__The problem__. Work out how many lines of the material below mention the word "Registry"; reply with the number only.

Records from a collection of figures

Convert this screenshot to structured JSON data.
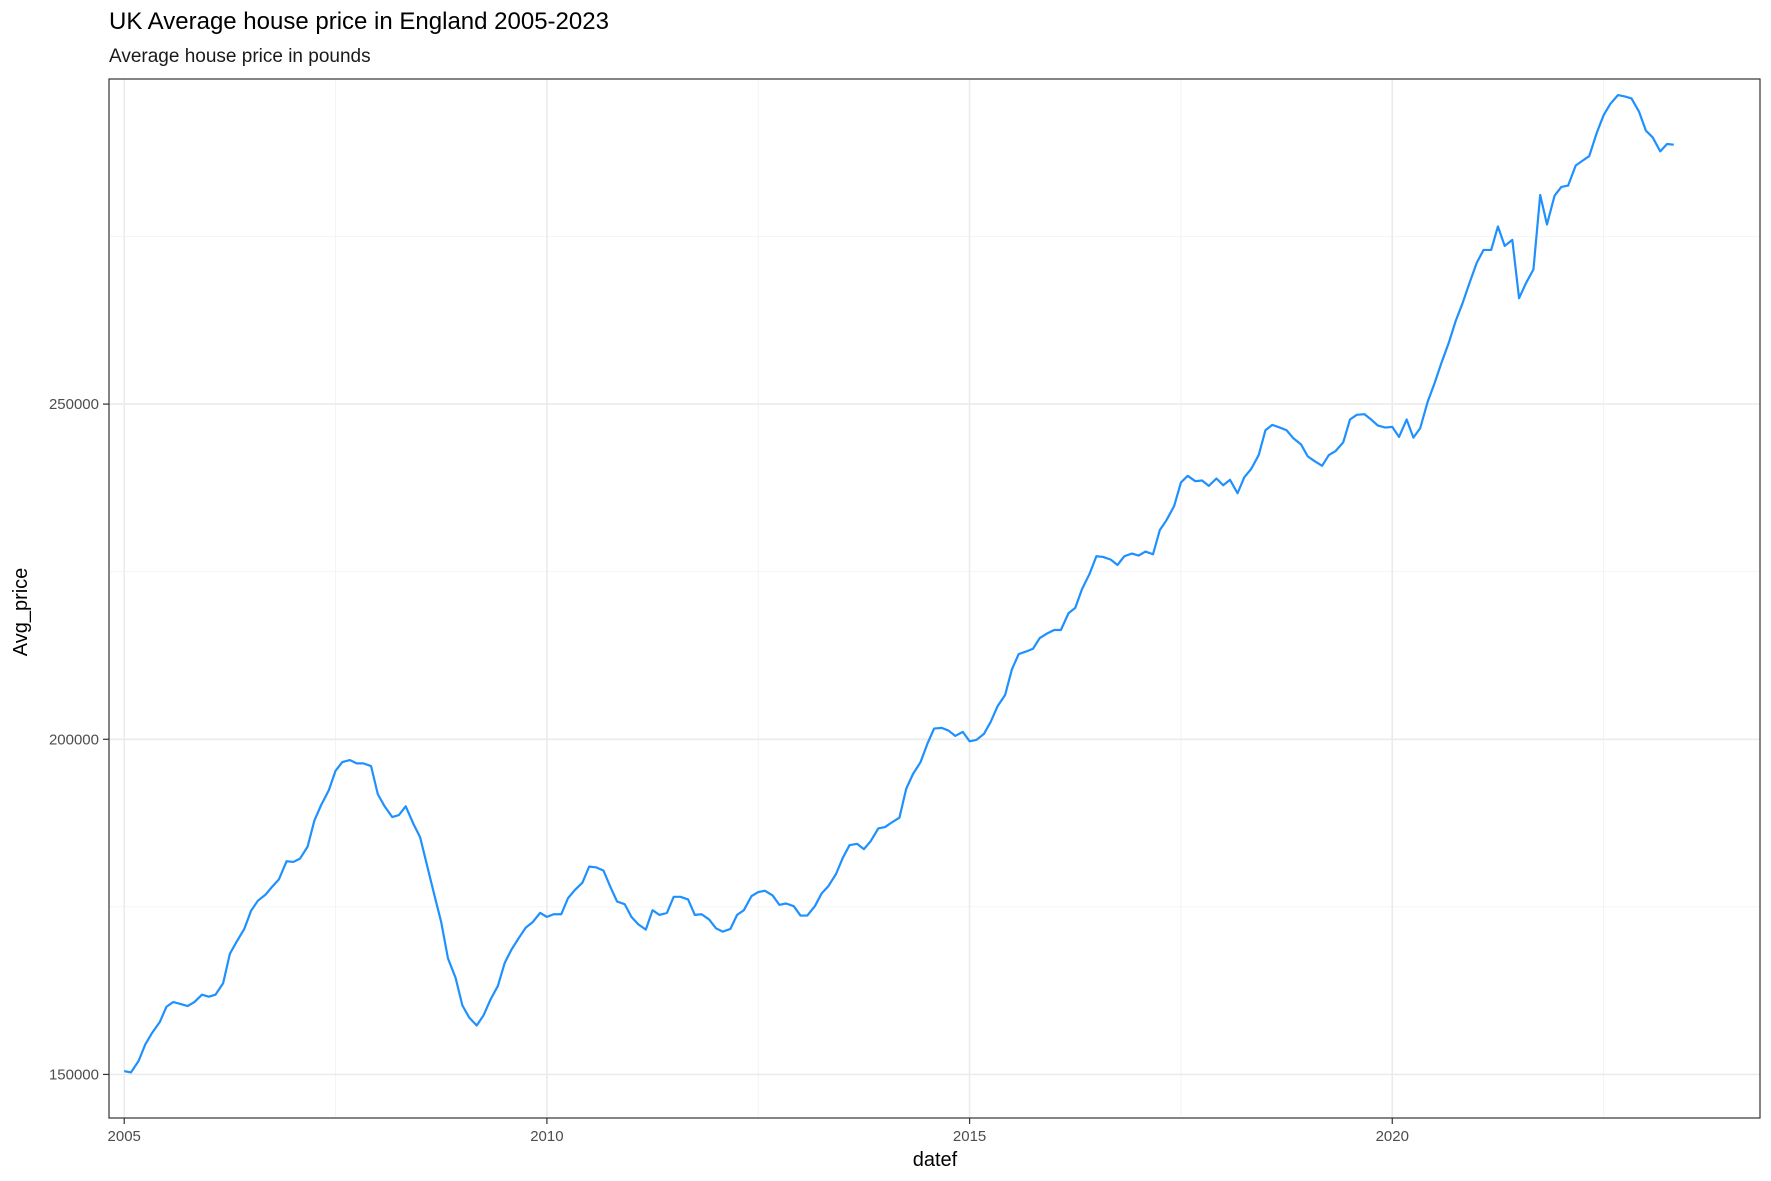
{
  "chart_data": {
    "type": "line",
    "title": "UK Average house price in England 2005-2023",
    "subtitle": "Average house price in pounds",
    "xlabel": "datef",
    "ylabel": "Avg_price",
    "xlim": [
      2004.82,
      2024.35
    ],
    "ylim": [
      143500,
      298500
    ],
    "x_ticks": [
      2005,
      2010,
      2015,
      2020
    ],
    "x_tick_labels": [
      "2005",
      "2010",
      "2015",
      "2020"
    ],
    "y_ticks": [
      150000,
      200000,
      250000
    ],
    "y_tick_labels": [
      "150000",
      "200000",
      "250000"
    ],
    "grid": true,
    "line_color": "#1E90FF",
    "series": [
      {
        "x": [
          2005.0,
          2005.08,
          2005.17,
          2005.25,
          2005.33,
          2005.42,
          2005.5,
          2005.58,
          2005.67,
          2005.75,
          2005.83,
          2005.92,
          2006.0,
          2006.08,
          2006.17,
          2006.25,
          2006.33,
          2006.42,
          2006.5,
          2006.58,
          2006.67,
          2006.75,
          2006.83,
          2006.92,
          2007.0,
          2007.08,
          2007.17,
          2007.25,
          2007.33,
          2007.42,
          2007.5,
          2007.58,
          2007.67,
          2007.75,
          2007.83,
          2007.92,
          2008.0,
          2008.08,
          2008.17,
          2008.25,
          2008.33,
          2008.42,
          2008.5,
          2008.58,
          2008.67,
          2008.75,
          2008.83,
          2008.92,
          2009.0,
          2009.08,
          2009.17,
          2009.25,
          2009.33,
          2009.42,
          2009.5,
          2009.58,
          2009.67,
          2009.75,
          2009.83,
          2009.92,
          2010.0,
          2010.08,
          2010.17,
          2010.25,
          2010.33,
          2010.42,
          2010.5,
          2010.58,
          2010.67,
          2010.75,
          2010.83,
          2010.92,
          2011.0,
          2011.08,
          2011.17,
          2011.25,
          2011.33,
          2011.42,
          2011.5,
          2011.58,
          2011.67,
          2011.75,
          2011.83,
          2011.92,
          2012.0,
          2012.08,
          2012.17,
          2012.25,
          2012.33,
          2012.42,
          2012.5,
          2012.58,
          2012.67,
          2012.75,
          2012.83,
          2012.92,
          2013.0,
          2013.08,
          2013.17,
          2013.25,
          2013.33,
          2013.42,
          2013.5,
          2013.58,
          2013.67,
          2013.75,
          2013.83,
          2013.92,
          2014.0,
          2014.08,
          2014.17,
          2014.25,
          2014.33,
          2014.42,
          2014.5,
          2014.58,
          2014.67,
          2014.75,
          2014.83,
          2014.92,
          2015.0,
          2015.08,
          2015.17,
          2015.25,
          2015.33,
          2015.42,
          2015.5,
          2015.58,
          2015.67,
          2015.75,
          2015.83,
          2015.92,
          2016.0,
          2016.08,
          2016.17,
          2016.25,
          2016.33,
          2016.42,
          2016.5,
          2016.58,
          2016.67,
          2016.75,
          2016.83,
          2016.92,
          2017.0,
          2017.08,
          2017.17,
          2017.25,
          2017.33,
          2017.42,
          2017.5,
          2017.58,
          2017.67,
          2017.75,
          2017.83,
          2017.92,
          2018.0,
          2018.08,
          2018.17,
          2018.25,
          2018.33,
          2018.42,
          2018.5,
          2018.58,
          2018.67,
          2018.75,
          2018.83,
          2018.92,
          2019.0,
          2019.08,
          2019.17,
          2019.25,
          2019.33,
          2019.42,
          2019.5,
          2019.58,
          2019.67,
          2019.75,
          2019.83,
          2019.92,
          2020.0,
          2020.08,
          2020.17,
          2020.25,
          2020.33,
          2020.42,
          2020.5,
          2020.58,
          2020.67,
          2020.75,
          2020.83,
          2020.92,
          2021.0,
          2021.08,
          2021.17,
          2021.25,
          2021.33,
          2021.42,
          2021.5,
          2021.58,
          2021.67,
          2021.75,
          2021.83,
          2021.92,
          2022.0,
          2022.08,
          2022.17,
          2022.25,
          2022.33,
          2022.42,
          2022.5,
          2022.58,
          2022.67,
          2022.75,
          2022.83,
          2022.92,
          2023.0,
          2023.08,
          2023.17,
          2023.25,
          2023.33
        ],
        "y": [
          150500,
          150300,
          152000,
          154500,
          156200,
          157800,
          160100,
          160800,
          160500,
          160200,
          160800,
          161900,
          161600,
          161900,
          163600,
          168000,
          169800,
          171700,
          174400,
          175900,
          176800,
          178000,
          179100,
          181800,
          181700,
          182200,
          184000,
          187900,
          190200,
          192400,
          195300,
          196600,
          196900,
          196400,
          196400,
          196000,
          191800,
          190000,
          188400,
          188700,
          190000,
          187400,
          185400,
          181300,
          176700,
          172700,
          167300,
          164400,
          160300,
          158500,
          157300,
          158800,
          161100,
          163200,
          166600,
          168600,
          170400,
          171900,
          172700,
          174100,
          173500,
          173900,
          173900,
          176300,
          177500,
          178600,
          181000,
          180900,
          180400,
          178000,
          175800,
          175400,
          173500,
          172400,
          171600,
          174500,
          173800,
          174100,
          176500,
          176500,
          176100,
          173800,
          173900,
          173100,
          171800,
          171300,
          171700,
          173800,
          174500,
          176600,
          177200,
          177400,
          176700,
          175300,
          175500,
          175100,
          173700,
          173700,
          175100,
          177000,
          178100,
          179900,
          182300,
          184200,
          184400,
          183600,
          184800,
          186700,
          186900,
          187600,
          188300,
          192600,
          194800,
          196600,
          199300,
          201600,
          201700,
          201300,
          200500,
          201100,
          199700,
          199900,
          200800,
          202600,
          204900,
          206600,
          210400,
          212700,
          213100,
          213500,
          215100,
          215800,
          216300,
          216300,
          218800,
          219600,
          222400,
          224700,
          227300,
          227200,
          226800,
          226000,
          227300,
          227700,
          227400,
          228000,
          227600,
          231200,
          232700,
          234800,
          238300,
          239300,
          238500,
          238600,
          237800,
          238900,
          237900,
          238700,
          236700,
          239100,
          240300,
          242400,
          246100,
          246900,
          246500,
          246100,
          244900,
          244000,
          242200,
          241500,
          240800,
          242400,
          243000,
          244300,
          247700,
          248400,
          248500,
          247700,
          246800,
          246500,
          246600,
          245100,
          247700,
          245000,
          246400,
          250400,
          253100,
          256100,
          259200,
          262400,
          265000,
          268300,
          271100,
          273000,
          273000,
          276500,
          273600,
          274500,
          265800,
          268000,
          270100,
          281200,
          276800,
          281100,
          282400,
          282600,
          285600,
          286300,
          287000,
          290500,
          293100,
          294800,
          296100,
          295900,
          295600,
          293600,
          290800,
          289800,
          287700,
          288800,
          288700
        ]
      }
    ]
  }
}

--

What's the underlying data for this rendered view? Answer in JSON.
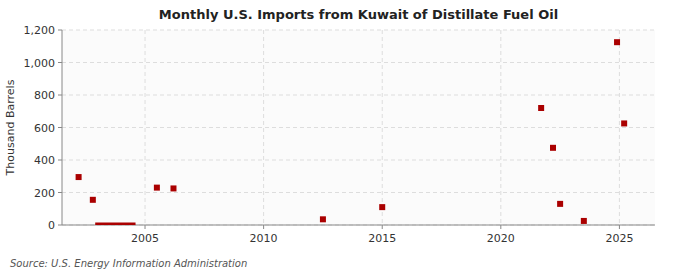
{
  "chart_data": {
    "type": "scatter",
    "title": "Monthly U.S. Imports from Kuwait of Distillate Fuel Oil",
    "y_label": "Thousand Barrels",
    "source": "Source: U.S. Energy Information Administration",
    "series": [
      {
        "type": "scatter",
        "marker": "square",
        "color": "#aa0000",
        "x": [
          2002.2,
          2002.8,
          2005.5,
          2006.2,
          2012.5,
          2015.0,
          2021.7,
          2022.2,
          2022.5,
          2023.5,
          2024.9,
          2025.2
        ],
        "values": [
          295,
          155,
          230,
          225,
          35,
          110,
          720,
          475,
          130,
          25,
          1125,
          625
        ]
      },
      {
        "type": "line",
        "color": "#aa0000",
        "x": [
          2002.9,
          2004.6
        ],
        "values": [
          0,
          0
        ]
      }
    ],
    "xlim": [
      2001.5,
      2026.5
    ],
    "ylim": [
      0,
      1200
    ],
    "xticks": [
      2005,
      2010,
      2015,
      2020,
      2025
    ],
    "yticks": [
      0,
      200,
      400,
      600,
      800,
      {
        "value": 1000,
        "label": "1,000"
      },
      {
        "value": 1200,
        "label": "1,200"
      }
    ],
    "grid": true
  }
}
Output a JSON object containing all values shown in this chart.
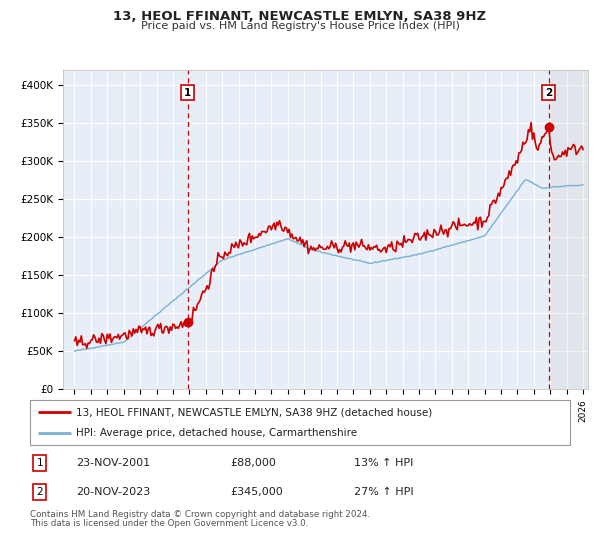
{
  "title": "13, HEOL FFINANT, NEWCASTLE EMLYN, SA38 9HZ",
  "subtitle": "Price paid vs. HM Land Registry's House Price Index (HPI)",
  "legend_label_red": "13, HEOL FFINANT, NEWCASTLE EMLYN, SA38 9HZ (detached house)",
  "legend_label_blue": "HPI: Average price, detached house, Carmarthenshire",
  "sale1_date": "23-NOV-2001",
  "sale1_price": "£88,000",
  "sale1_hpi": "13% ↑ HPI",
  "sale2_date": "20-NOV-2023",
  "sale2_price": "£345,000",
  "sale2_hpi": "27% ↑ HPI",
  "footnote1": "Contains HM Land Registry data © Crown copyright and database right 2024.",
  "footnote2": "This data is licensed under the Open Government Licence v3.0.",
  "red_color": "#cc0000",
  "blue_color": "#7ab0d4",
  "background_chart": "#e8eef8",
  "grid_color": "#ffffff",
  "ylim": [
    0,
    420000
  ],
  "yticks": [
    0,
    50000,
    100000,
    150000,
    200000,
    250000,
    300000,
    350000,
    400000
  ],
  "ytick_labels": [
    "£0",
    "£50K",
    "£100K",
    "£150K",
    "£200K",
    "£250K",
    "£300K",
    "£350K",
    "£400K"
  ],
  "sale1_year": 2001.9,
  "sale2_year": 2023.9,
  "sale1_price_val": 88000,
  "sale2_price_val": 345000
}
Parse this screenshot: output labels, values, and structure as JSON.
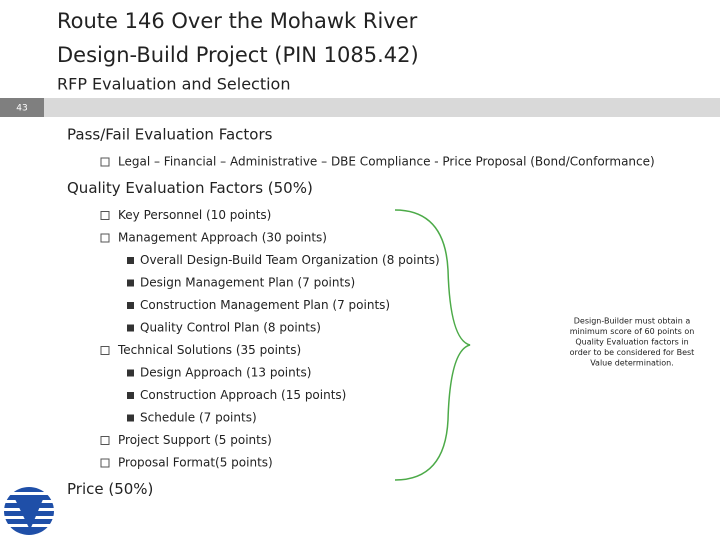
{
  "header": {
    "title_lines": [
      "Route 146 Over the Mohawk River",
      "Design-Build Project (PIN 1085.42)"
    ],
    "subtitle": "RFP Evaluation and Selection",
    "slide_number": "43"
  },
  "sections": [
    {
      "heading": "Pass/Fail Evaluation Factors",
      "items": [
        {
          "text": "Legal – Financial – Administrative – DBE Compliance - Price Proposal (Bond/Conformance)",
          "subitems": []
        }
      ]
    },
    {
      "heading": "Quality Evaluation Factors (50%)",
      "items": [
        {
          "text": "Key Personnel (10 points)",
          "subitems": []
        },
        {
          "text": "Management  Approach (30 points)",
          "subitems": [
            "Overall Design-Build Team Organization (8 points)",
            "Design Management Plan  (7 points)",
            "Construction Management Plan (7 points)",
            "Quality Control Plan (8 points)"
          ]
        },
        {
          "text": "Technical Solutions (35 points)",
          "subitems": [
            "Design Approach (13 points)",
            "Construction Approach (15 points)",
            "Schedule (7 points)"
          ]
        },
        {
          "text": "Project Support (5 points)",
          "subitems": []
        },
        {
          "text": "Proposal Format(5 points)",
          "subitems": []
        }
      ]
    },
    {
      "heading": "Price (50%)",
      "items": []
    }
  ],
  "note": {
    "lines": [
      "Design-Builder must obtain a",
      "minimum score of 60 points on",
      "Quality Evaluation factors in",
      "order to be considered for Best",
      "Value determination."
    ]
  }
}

--

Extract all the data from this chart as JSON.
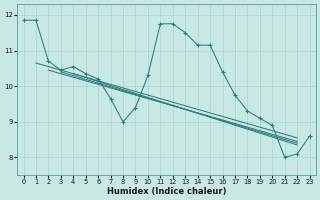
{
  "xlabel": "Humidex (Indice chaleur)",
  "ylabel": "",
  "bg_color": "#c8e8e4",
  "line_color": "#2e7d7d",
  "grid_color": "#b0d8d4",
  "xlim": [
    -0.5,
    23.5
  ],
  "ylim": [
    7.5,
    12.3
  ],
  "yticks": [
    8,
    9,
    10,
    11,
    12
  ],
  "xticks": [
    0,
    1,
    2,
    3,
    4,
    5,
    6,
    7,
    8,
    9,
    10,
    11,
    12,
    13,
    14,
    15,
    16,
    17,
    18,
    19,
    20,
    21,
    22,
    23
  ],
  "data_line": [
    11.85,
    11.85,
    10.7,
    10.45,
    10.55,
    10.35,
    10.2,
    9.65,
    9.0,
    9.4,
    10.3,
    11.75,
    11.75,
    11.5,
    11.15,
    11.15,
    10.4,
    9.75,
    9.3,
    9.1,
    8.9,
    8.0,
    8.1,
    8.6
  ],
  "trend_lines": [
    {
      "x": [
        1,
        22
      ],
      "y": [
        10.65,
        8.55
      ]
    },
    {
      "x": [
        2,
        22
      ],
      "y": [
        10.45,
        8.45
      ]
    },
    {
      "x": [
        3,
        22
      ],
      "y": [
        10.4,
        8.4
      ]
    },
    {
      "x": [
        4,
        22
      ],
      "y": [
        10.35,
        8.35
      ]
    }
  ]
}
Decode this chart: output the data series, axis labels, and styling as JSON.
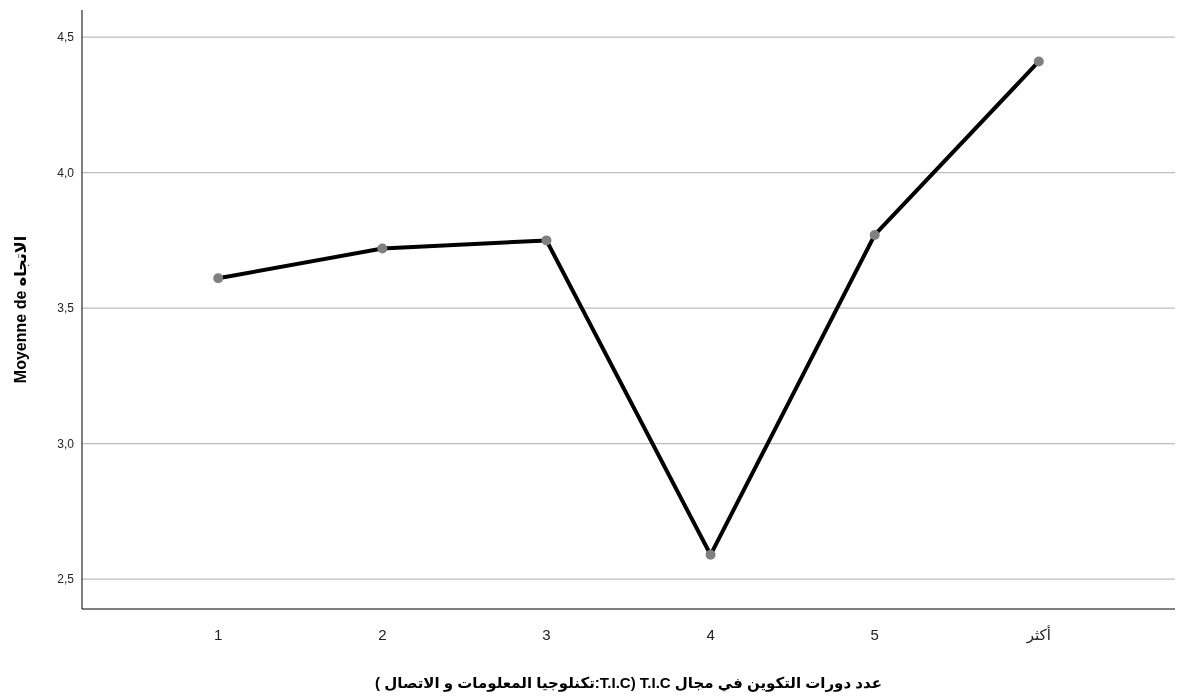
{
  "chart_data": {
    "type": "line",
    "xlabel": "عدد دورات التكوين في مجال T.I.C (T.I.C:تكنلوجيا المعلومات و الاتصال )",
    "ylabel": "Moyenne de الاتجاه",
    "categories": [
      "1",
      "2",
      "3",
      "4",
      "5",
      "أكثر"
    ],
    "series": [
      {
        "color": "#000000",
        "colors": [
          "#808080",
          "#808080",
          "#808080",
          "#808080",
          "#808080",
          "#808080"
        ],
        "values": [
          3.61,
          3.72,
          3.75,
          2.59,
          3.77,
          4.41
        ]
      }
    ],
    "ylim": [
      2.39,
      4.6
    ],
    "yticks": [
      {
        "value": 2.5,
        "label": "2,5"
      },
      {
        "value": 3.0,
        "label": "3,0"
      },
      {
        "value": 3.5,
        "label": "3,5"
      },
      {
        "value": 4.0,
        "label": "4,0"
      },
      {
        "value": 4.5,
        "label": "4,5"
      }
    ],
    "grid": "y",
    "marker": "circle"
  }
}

__Exercise solution__. 2